*Extracts from a graphics dataset*
☆ ☆ ☆

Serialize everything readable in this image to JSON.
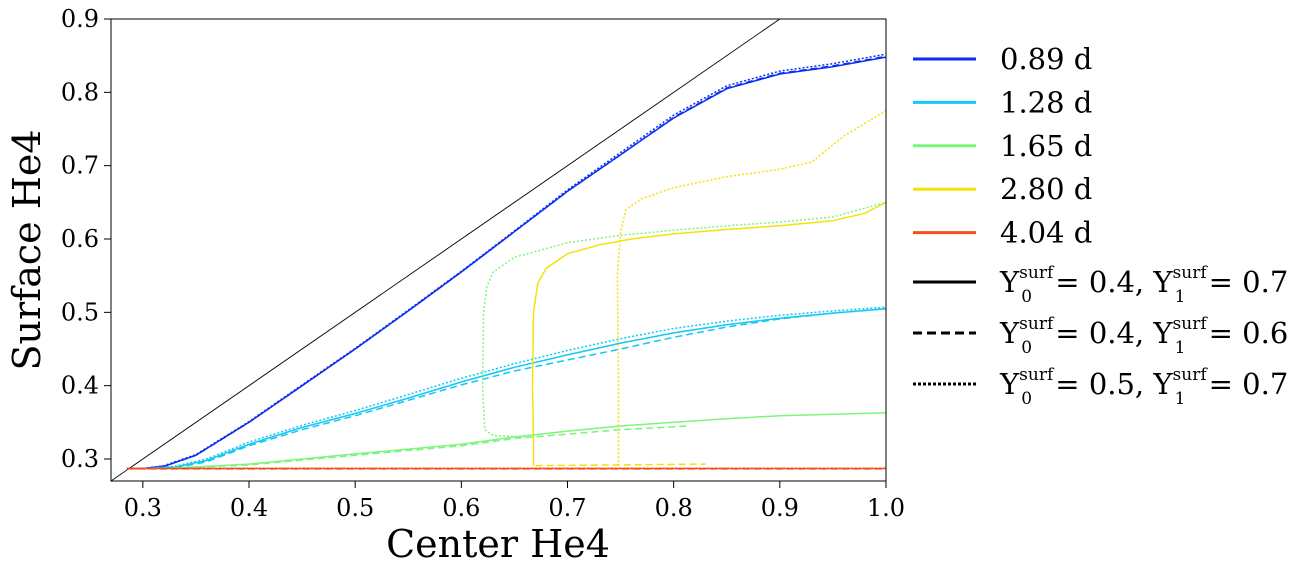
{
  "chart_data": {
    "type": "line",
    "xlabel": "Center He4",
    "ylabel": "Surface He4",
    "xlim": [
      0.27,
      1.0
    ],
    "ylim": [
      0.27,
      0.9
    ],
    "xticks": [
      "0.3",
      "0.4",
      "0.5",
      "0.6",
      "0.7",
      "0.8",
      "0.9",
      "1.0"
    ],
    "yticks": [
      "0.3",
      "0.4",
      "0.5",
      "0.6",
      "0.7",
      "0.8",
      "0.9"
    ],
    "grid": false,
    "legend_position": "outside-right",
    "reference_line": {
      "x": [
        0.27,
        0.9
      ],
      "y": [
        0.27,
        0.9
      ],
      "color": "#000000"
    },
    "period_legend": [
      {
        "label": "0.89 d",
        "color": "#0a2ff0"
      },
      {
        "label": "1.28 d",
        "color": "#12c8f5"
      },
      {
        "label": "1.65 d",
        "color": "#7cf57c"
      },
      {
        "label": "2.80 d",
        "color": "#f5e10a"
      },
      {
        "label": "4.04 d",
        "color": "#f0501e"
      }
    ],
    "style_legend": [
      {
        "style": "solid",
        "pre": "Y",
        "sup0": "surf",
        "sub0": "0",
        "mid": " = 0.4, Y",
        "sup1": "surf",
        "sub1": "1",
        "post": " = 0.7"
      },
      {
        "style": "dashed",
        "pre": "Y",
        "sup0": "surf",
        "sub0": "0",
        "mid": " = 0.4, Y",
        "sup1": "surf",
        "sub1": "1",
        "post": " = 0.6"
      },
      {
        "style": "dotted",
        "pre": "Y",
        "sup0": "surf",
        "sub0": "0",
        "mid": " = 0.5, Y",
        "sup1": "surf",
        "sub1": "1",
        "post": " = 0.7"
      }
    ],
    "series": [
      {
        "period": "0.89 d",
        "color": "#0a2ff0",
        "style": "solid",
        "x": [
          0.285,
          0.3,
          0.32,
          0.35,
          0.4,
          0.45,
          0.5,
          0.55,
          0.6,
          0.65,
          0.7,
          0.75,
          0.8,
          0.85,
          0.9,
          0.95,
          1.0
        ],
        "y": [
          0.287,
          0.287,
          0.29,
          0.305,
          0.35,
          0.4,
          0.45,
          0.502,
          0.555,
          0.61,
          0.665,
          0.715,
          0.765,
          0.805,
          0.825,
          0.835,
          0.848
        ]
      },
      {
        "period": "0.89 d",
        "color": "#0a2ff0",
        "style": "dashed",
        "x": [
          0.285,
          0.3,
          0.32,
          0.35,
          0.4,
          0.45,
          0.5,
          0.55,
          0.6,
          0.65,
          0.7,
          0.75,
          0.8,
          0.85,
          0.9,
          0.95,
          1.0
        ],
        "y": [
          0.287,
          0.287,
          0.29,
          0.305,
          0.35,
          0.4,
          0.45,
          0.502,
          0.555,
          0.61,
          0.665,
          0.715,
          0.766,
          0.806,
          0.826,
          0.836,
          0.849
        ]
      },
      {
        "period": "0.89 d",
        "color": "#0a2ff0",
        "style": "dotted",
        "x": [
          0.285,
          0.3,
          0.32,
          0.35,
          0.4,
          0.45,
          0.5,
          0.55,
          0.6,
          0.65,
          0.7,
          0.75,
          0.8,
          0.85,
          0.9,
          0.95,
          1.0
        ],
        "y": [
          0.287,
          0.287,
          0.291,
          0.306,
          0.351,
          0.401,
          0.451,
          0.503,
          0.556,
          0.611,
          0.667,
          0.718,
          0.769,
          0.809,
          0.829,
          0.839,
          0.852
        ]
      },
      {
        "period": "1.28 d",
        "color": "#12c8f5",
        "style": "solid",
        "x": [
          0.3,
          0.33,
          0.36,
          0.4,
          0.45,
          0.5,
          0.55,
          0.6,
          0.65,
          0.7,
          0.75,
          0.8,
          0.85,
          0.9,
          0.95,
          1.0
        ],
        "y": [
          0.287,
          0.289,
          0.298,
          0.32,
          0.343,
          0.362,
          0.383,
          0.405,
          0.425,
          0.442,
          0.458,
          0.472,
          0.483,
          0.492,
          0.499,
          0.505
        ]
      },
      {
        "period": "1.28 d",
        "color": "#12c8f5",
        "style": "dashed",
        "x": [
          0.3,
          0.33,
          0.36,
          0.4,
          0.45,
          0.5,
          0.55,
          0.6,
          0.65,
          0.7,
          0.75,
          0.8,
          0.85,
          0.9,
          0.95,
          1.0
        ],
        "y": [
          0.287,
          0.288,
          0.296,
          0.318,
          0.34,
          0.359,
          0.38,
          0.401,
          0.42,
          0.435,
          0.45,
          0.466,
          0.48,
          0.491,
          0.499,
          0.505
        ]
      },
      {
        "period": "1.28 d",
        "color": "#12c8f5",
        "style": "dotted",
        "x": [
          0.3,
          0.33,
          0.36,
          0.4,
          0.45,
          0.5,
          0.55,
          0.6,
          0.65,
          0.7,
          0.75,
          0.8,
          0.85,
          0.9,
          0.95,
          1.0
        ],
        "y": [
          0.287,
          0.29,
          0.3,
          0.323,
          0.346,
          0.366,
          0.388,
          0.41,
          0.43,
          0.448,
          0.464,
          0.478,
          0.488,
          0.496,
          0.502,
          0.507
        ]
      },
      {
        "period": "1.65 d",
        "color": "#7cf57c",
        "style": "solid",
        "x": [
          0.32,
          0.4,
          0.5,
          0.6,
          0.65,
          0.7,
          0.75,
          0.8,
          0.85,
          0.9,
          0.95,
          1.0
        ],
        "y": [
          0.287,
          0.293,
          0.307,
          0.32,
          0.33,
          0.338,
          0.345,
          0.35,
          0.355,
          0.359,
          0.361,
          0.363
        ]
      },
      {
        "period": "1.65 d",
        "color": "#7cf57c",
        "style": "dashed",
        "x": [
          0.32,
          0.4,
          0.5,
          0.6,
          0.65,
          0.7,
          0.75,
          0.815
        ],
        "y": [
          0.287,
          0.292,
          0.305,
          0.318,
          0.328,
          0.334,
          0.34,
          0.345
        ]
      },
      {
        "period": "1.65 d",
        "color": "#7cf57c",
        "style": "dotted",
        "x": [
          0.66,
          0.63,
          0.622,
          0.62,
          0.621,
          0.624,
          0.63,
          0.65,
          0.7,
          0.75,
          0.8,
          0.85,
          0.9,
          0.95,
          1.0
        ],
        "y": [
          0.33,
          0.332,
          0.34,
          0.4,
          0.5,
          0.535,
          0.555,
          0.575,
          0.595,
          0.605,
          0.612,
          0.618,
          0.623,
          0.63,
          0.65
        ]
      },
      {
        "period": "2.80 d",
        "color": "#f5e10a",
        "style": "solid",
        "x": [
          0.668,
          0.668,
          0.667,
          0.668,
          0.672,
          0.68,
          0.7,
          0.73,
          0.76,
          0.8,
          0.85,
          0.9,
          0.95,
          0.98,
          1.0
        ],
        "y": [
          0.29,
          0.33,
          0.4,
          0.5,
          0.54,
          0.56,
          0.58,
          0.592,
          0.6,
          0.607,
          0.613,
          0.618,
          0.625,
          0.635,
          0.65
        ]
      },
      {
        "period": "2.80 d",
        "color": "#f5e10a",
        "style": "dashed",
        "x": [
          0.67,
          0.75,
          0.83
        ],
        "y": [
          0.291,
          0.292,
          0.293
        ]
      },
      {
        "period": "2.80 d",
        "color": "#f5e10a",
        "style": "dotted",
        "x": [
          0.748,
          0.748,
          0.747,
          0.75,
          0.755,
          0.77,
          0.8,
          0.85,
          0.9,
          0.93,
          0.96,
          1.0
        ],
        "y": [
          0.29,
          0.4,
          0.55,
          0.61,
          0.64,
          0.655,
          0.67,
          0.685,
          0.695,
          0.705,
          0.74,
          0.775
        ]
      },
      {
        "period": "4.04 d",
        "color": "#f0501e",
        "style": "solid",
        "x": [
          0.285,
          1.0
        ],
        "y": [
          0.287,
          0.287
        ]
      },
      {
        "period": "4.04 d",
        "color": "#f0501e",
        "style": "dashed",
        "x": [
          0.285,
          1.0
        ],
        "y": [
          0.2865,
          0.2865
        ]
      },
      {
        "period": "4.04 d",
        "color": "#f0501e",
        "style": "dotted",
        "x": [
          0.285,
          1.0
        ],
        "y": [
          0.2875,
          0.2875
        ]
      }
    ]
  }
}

☆ ☆ ☆

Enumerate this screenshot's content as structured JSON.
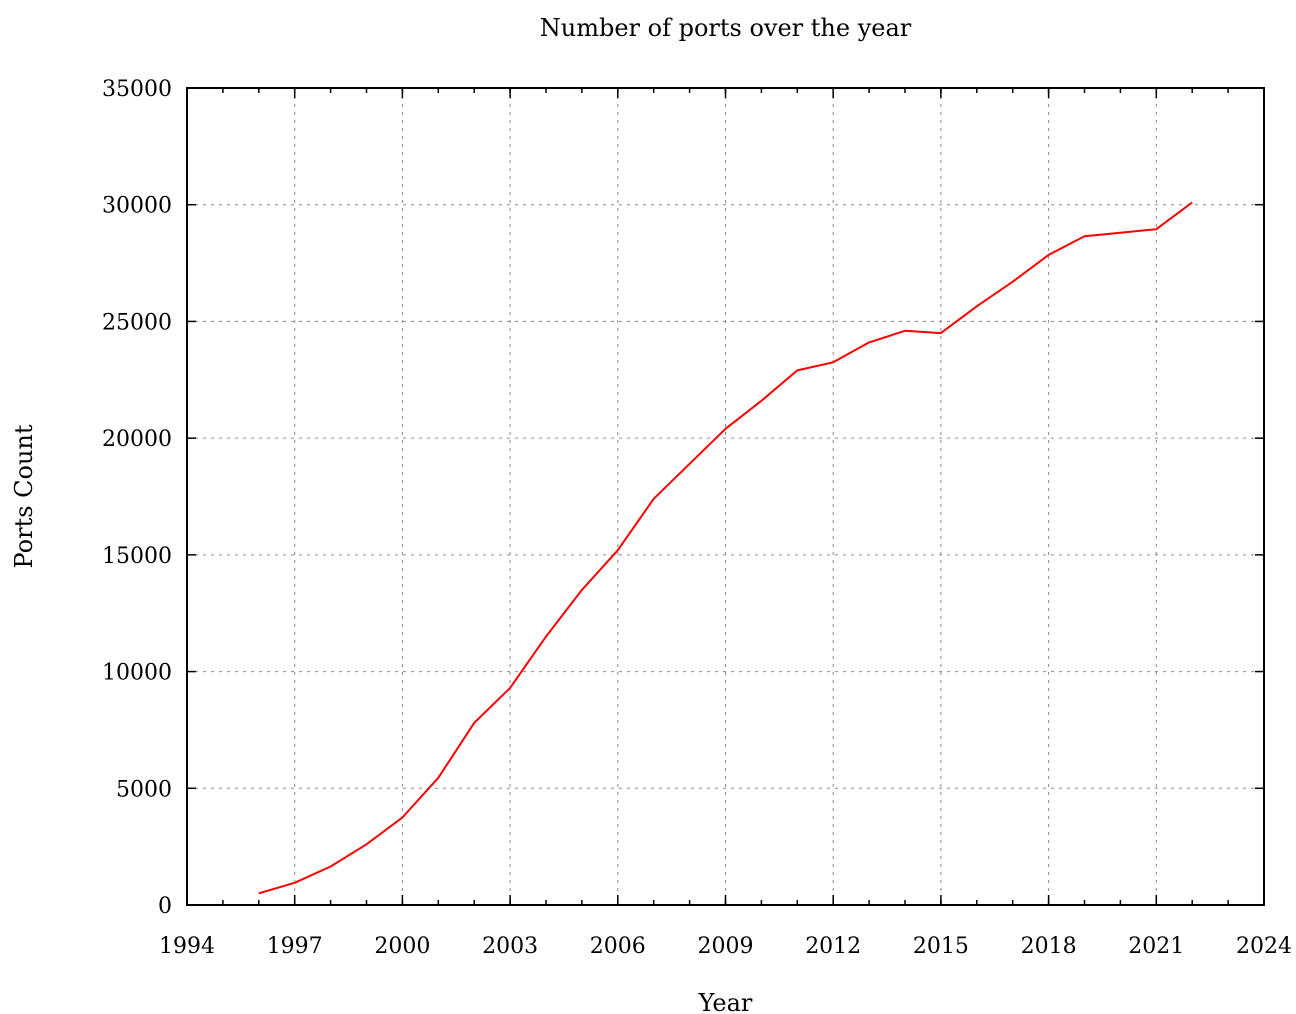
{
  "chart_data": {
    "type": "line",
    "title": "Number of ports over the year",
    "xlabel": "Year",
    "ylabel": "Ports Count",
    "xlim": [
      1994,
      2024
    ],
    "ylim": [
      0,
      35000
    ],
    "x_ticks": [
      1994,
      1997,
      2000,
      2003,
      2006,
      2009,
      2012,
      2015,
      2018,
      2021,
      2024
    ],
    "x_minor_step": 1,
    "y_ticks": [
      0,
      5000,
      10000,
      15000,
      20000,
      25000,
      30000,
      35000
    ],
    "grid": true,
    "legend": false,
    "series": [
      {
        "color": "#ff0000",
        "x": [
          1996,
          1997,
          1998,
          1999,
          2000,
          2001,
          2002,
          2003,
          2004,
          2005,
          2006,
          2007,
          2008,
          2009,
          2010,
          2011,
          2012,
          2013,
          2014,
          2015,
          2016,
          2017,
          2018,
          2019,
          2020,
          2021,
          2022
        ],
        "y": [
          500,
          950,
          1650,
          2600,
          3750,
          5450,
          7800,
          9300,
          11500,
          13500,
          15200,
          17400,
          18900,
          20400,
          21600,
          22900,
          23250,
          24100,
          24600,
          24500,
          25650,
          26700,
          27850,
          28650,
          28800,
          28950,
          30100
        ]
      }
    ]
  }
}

☆ ☆ ☆

*PROBLEM DETAILS*
Copy out each line of the data where the string "ylabel" appears.

*SOLUTION TO THIS PROBLEM*
    "ylabel": "Surface He4",
    "ylabel": "Ports Count",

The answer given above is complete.